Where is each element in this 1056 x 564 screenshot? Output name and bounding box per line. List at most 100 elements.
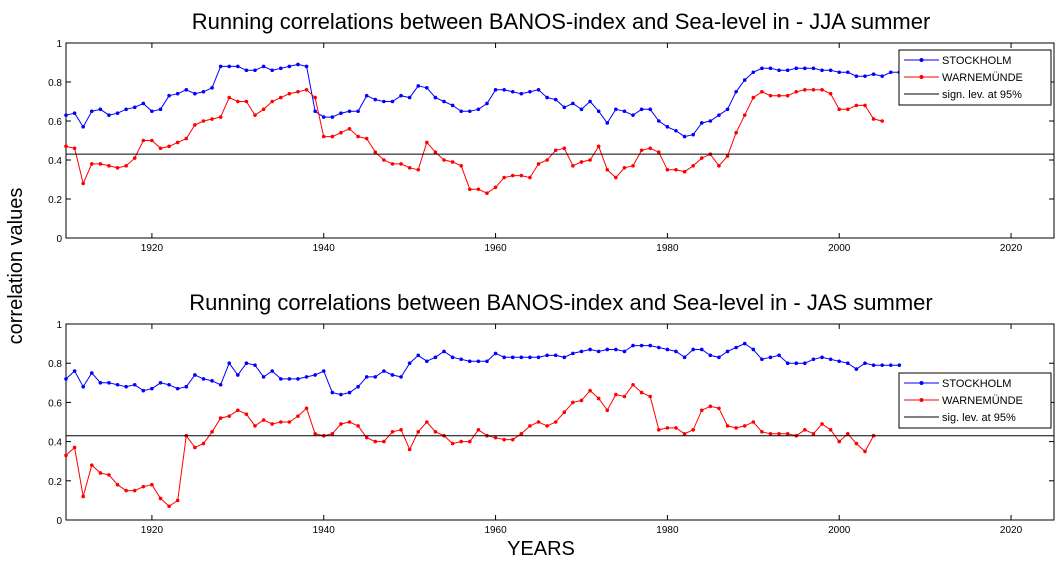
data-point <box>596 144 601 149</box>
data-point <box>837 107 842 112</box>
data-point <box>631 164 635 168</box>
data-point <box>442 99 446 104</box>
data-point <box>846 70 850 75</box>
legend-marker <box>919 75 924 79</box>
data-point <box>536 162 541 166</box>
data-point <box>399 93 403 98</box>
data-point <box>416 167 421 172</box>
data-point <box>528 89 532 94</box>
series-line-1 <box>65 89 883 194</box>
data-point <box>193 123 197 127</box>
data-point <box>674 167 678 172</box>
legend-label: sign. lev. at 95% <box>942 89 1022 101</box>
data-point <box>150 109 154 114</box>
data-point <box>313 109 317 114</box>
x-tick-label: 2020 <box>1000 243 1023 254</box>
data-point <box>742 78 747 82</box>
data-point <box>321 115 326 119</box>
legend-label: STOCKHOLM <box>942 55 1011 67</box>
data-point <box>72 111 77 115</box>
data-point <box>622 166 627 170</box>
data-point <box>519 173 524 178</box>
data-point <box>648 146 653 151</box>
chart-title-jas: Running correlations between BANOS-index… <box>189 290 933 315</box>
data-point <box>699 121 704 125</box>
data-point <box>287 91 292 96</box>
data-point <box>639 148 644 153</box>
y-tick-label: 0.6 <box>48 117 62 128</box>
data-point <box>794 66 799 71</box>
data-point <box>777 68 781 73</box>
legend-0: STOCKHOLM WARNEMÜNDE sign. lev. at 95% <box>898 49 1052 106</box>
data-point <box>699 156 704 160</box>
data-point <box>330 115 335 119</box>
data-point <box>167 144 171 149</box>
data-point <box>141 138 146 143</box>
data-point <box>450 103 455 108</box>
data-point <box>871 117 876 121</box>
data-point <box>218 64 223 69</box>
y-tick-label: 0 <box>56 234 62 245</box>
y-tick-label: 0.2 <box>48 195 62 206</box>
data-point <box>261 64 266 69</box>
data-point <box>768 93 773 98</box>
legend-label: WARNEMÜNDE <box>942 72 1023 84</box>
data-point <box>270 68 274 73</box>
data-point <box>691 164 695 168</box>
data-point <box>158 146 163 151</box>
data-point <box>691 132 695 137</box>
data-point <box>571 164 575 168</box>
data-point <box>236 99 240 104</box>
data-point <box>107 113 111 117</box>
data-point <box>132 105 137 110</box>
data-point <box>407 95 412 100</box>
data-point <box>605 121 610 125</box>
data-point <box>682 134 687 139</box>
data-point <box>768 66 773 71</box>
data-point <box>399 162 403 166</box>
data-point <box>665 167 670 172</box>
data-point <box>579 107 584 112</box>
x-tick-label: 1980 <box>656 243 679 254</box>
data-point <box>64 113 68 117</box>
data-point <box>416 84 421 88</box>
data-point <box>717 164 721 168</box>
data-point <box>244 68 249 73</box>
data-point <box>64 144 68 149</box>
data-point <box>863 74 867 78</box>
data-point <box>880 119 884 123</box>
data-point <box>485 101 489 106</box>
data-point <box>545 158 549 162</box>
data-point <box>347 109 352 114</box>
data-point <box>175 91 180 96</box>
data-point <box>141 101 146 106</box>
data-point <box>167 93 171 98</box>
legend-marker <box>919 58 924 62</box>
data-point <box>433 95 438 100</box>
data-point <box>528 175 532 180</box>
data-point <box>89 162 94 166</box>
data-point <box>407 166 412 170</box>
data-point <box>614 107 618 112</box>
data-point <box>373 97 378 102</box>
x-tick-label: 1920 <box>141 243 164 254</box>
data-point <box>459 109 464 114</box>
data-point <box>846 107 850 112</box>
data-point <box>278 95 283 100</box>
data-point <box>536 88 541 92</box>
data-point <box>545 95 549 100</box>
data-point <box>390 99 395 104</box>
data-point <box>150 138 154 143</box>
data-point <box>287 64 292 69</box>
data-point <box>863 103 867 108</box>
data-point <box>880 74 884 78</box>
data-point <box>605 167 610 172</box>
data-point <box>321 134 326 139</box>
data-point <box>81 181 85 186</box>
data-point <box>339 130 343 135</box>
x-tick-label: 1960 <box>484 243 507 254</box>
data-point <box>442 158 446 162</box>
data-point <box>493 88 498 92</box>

::::::::

Display each line of the material that contains the string "WARNEMÜNDE"; letter case must match.

legend-0: STOCKHOLM WARNEMÜNDE sign. lev. at 95% <box>898 49 1052 106</box>
legend-label: WARNEMÜNDE <box>942 72 1023 84</box>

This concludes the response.